* TASK BRIEF
Output the lines that follow exactly as they are.

==== DATASET ROWS

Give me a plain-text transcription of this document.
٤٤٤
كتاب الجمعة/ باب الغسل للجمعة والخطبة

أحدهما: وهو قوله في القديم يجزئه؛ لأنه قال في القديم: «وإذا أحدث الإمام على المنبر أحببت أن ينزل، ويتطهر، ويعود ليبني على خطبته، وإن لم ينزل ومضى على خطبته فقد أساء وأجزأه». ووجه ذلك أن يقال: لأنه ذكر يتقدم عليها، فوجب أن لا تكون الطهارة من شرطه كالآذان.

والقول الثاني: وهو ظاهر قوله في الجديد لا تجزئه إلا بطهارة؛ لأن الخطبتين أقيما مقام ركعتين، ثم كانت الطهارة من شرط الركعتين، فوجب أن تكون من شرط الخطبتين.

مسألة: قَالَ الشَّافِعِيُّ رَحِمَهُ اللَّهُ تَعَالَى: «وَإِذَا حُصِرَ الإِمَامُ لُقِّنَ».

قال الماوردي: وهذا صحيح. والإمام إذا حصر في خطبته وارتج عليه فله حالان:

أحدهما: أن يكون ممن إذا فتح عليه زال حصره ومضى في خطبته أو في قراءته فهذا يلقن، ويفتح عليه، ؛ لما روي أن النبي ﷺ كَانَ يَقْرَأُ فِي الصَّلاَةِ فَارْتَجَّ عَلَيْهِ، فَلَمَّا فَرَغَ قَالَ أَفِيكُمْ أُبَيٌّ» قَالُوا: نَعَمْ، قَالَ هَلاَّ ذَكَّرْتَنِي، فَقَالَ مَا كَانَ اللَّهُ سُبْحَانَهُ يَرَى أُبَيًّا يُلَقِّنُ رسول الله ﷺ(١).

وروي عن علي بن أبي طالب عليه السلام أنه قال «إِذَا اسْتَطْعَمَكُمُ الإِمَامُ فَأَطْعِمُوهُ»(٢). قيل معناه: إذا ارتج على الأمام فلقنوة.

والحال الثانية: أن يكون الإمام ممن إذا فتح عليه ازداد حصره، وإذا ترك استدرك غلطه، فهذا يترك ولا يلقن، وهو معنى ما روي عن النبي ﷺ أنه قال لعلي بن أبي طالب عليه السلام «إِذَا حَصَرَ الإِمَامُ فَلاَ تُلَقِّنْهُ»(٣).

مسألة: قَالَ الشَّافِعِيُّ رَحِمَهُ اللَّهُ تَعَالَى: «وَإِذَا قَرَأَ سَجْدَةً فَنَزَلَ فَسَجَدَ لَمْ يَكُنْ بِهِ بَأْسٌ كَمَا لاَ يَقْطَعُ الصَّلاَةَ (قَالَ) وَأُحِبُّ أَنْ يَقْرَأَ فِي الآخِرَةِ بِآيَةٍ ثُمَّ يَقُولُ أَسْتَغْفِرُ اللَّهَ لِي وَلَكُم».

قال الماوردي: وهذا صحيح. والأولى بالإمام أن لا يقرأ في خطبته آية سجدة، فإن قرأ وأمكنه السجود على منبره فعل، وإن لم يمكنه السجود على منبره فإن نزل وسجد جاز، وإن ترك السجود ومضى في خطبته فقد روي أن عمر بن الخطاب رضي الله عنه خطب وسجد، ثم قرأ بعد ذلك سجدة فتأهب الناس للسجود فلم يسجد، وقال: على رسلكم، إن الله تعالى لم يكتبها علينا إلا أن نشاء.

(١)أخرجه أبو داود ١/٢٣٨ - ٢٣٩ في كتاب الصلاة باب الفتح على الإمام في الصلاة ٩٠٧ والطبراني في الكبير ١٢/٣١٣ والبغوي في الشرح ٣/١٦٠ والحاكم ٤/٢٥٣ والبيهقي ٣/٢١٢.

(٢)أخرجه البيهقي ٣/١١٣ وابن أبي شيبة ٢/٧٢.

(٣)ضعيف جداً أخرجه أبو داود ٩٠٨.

========

* RESPONSE BELOW
Give me a plain-text transcription of this document.
٤٤٤
كتاب الجمعة/ باب الغسل للجمعة والخطبة

أحدهما: وهو قوله في القديم يجزئه؛ لأنه قال في القديم: «وإذا أحدث الإمام على المنبر أحببت أن ينزل، ويتطهر، ويعود ليبني على خطبته، وإن لم ينزل ومضى على خطبته فقد أساء وأجزأه». ووجه ذلك أن يقال: لأنه ذكر يتقدم عليها، فوجب أن لا تكون الطهارة من شرطه كالآذان.

والقول الثاني: وهو ظاهر قوله في الجديد لا تجزئه إلا بطهارة؛ لأن الخطبتين أقيما مقام ركعتين، ثم كانت الطهارة من شرط الركعتين، فوجب أن تكون من شرط الخطبتين.

مسألة: قَالَ الشَّافِعِيُّ رَحِمَهُ اللَّهُ تَعَالَى: «وَإِذَا حُصِرَ الإِمَامُ لُقِّنَ».

قال الماوردي: وهذا صحيح. والإمام إذا حصر في خطبته وارتج عليه فله حالان:

أحدهما: أن يكون ممن إذا فتح عليه زال حصره ومضى في خطبته أو في قراءته فهذا يلقن، ويفتح عليه، ؛ لما روي أن النبي ﷺ كَانَ يَقْرَأُ فِي الصَّلاَةِ فَارْتَجَّ عَلَيْهِ، فَلَمَّا فَرَغَ قَالَ أَفِيكُمْ أُبَيٌّ» قَالُوا: نَعَمْ، قَالَ هَلاَّ ذَكَّرْتَنِي، فَقَالَ مَا كَانَ اللَّهُ سُبْحَانَهُ يَرَى أُبَيًّا يُلَقِّنُ رسول الله ﷺ(١).

وروي عن علي بن أبي طالب عليه السلام أنه قال «إِذَا اسْتَطْعَمَكُمُ الإِمَامُ فَأَطْعِمُوهُ»(٢). قيل معناه: إذا ارتج على الأمام فلقنوة.

والحال الثانية: أن يكون الإمام ممن إذا فتح عليه ازداد حصره، وإذا ترك استدرك غلطه، فهذا يترك ولا يلقن، وهو معنى ما روي عن النبي ﷺ أنه قال لعلي بن أبي طالب عليه السلام «إِذَا حَصَرَ الإِمَامُ فَلاَ تُلَقِّنْهُ»(٣).

مسألة: قَالَ الشَّافِعِيُّ رَحِمَهُ اللَّهُ تَعَالَى: «وَإِذَا قَرَأَ سَجْدَةً فَنَزَلَ فَسَجَدَ لَمْ يَكُنْ بِهِ بَأْسٌ كَمَا لاَ يَقْطَعُ الصَّلاَةَ (قَالَ) وَأُحِبُّ أَنْ يَقْرَأَ فِي الآخِرَةِ بِآيَةٍ ثُمَّ يَقُولُ أَسْتَغْفِرُ اللَّهَ لِي وَلَكُم».

قال الماوردي: وهذا صحيح. والأولى بالإمام أن لا يقرأ في خطبته آية سجدة، فإن قرأ وأمكنه السجود على منبره فعل، وإن لم يمكنه السجود على منبره فإن نزل وسجد جاز، وإن ترك السجود ومضى في خطبته فقد روي أن عمر بن الخطاب رضي الله عنه خطب وسجد، ثم قرأ بعد ذلك سجدة فتأهب الناس للسجود فلم يسجد، وقال: على رسلكم، إن الله تعالى لم يكتبها علينا إلا أن نشاء.

(١)أخرجه أبو داود ١/٢٣٨ - ٢٣٩ في كتاب الصلاة باب الفتح على الإمام في الصلاة ٩٠٧ والطبراني في الكبير ١٢/٣١٣ والبغوي في الشرح ٣/١٦٠ والحاكم ٤/٢٥٣ والبيهقي ٣/٢١٢.

(٢)أخرجه البيهقي ٣/١١٣ وابن أبي شيبة ٢/٧٢.

(٣)ضعيف جداً أخرجه أبو داود ٩٠٨.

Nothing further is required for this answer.